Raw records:
** Start **

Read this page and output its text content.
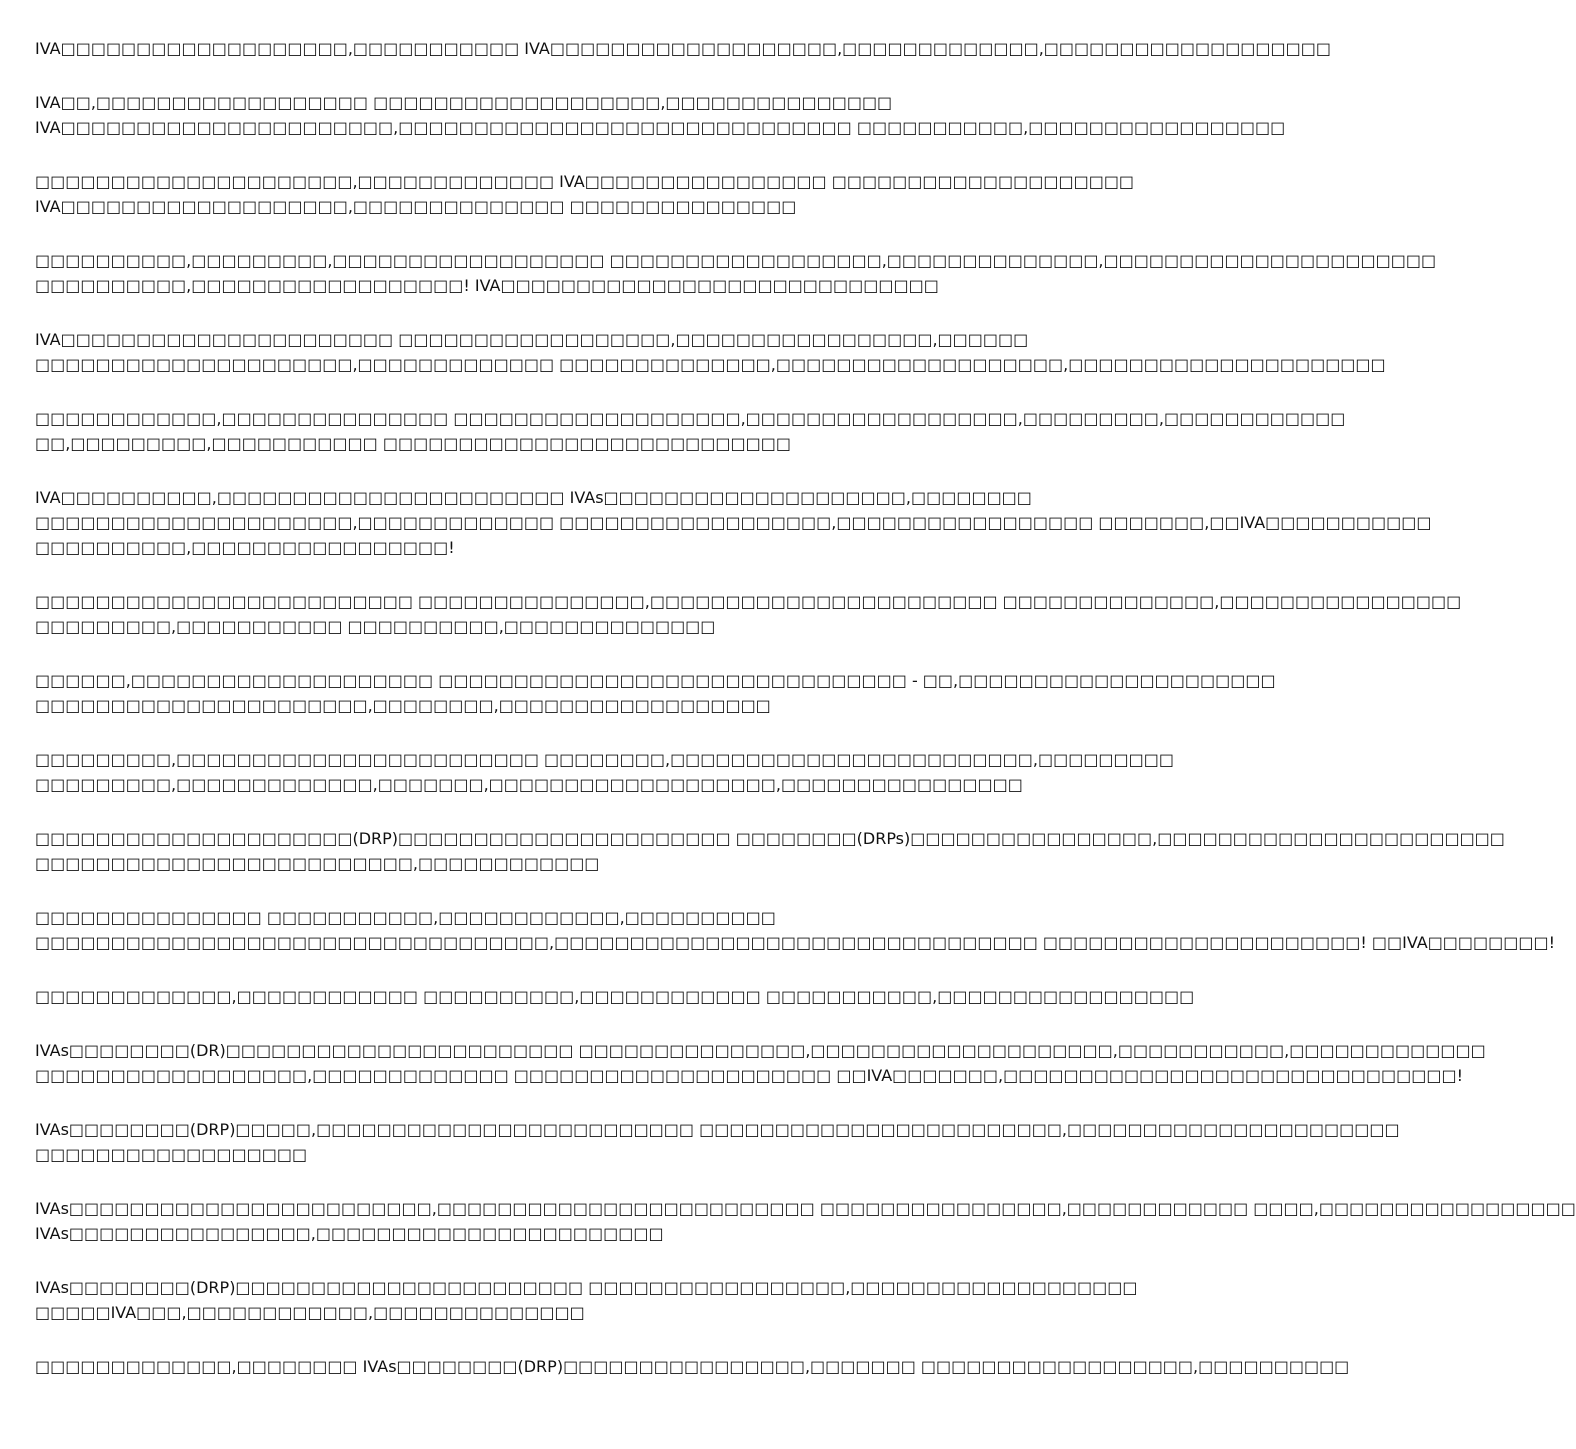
IVA□□□□□□□□□□□□□□□□□□□,□□□□□□□□□□□ IVA□□□□□□□□□□□□□□□□□□□,□□□□□□□□□□□□□,□□□□□□□□□□□□□□□□□□□

IVA□□,□□□□□□□□□□□□□□□□□□ □□□□□□□□□□□□□□□□□□□,□□□□□□□□□□□□□□□
IVA□□□□□□□□□□□□□□□□□□□□□□,□□□□□□□□□□□□□□□□□□□□□□□□□□□□□□ □□□□□□□□□□□,□□□□□□□□□□□□□□□□□

□□□□□□□□□□□□□□□□□□□□□,□□□□□□□□□□□□□ IVA□□□□□□□□□□□□□□□□ □□□□□□□□□□□□□□□□□□□□
IVA□□□□□□□□□□□□□□□□□□□,□□□□□□□□□□□□□□ □□□□□□□□□□□□□□□

□□□□□□□□□□,□□□□□□□□□,□□□□□□□□□□□□□□□□□□ □□□□□□□□□□□□□□□□□□,□□□□□□□□□□□□□□,□□□□□□□□□□□□□□□□□□□□□□
□□□□□□□□□□,□□□□□□□□□□□□□□□□□□! IVA□□□□□□□□□□□□□□□□□□□□□□□□□□□□□

IVA□□□□□□□□□□□□□□□□□□□□□□ □□□□□□□□□□□□□□□□□□,□□□□□□□□□□□□□□□□□,□□□□□□
□□□□□□□□□□□□□□□□□□□□□,□□□□□□□□□□□□□ □□□□□□□□□□□□□□,□□□□□□□□□□□□□□□□□□□,□□□□□□□□□□□□□□□□□□□□□

□□□□□□□□□□□□,□□□□□□□□□□□□□□□ □□□□□□□□□□□□□□□□□□□,□□□□□□□□□□□□□□□□□□,□□□□□□□□□,□□□□□□□□□□□□
□□,□□□□□□□□□,□□□□□□□□□□□ □□□□□□□□□□□□□□□□□□□□□□□□□□□

IVA□□□□□□□□□□,□□□□□□□□□□□□□□□□□□□□□□□ IVAs□□□□□□□□□□□□□□□□□□□□,□□□□□□□□
□□□□□□□□□□□□□□□□□□□□□,□□□□□□□□□□□□□ □□□□□□□□□□□□□□□□□□,□□□□□□□□□□□□□□□□□ □□□□□□□,□□IVA□□□□□□□□□□□
□□□□□□□□□□,□□□□□□□□□□□□□□□□□!

□□□□□□□□□□□□□□□□□□□□□□□□□ □□□□□□□□□□□□□□□,□□□□□□□□□□□□□□□□□□□□□□□ □□□□□□□□□□□□□□,□□□□□□□□□□□□□□□□
□□□□□□□□□,□□□□□□□□□□□ □□□□□□□□□□,□□□□□□□□□□□□□□

□□□□□□,□□□□□□□□□□□□□□□□□□□□ □□□□□□□□□□□□□□□□□□□□□□□□□□□□□□□ - □□,□□□□□□□□□□□□□□□□□□□□□
□□□□□□□□□□□□□□□□□□□□□□,□□□□□□□□,□□□□□□□□□□□□□□□□□□

□□□□□□□□□,□□□□□□□□□□□□□□□□□□□□□□□□ □□□□□□□□,□□□□□□□□□□□□□□□□□□□□□□□□,□□□□□□□□□
□□□□□□□□□,□□□□□□□□□□□□□,□□□□□□□,□□□□□□□□□□□□□□□□□□□,□□□□□□□□□□□□□□□□

□□□□□□□□□□□□□□□□□□□□□(DRP)□□□□□□□□□□□□□□□□□□□□□□ □□□□□□□□(DRPs)□□□□□□□□□□□□□□□□,□□□□□□□□□□□□□□□□□□□□□□□
□□□□□□□□□□□□□□□□□□□□□□□□□,□□□□□□□□□□□□

□□□□□□□□□□□□□□□ □□□□□□□□□□□,□□□□□□□□□□□□,□□□□□□□□□□
□□□□□□□□□□□□□□□□□□□□□□□□□□□□□□□□□□,□□□□□□□□□□□□□□□□□□□□□□□□□□□□□□□□ □□□□□□□□□□□□□□□□□□□□□! □□IVA□□□□□□□□!

□□□□□□□□□□□□□,□□□□□□□□□□□□ □□□□□□□□□□,□□□□□□□□□□□□ □□□□□□□□□□□,□□□□□□□□□□□□□□□□□

IVAs□□□□□□□□(DR)□□□□□□□□□□□□□□□□□□□□□□□ □□□□□□□□□□□□□□□,□□□□□□□□□□□□□□□□□□□□,□□□□□□□□□□□,□□□□□□□□□□□□□
□□□□□□□□□□□□□□□□□□,□□□□□□□□□□□□□ □□□□□□□□□□□□□□□□□□□□□ □□IVA□□□□□□□,□□□□□□□□□□□□□□□□□□□□□□□□□□□□□□!

IVAs□□□□□□□□(DRP)□□□□□,□□□□□□□□□□□□□□□□□□□□□□□□□ □□□□□□□□□□□□□□□□□□□□□□□□,□□□□□□□□□□□□□□□□□□□□□□
□□□□□□□□□□□□□□□□□□

IVAs□□□□□□□□□□□□□□□□□□□□□□□□,□□□□□□□□□□□□□□□□□□□□□□□□□ □□□□□□□□□□□□□□□□,□□□□□□□□□□□□ □□□□,□□□□□□□□□□□□□□□□□
IVAs□□□□□□□□□□□□□□□□,□□□□□□□□□□□□□□□□□□□□□□□

IVAs□□□□□□□□(DRP)□□□□□□□□□□□□□□□□□□□□□□□ □□□□□□□□□□□□□□□□□,□□□□□□□□□□□□□□□□□□□
□□□□□IVA□□□,□□□□□□□□□□□□,□□□□□□□□□□□□□□

□□□□□□□□□□□□□,□□□□□□□□ IVAs□□□□□□□□(DRP)□□□□□□□□□□□□□□□□,□□□□□□□ □□□□□□□□□□□□□□□□□□,□□□□□□□□□□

** End **

Stated goal: Select all lines in the listing that include the word "IVAs".

Solution for this problem:
IVA□□□□□□□□□□,□□□□□□□□□□□□□□□□□□□□□□□ IVAs□□□□□□□□□□□□□□□□□□□□,□□□□□□□□
IVAs□□□□□□□□(DR)□□□□□□□□□□□□□□□□□□□□□□□ □□□□□□□□□□□□□□□,□□□□□□□□□□□□□□□□□□□□,□□□□□□□□□□□,□□□□□□□□□□□□□
IVAs□□□□□□□□(DRP)□□□□□,□□□□□□□□□□□□□□□□□□□□□□□□□ □□□□□□□□□□□□□□□□□□□□□□□□,□□□□□□□□□□□□□□□□□□□□□□
IVAs□□□□□□□□□□□□□□□□□□□□□□□□,□□□□□□□□□□□□□□□□□□□□□□□□□ □□□□□□□□□□□□□□□□,□□□□□□□□□□□□ □□□□,□□□□□□□□□□□□□□□□□
IVAs□□□□□□□□□□□□□□□□,□□□□□□□□□□□□□□□□□□□□□□□
IVAs□□□□□□□□(DRP)□□□□□□□□□□□□□□□□□□□□□□□ □□□□□□□□□□□□□□□□□,□□□□□□□□□□□□□□□□□□□
□□□□□□□□□□□□□,□□□□□□□□ IVAs□□□□□□□□(DRP)□□□□□□□□□□□□□□□□,□□□□□□□ □□□□□□□□□□□□□□□□□□,□□□□□□□□□□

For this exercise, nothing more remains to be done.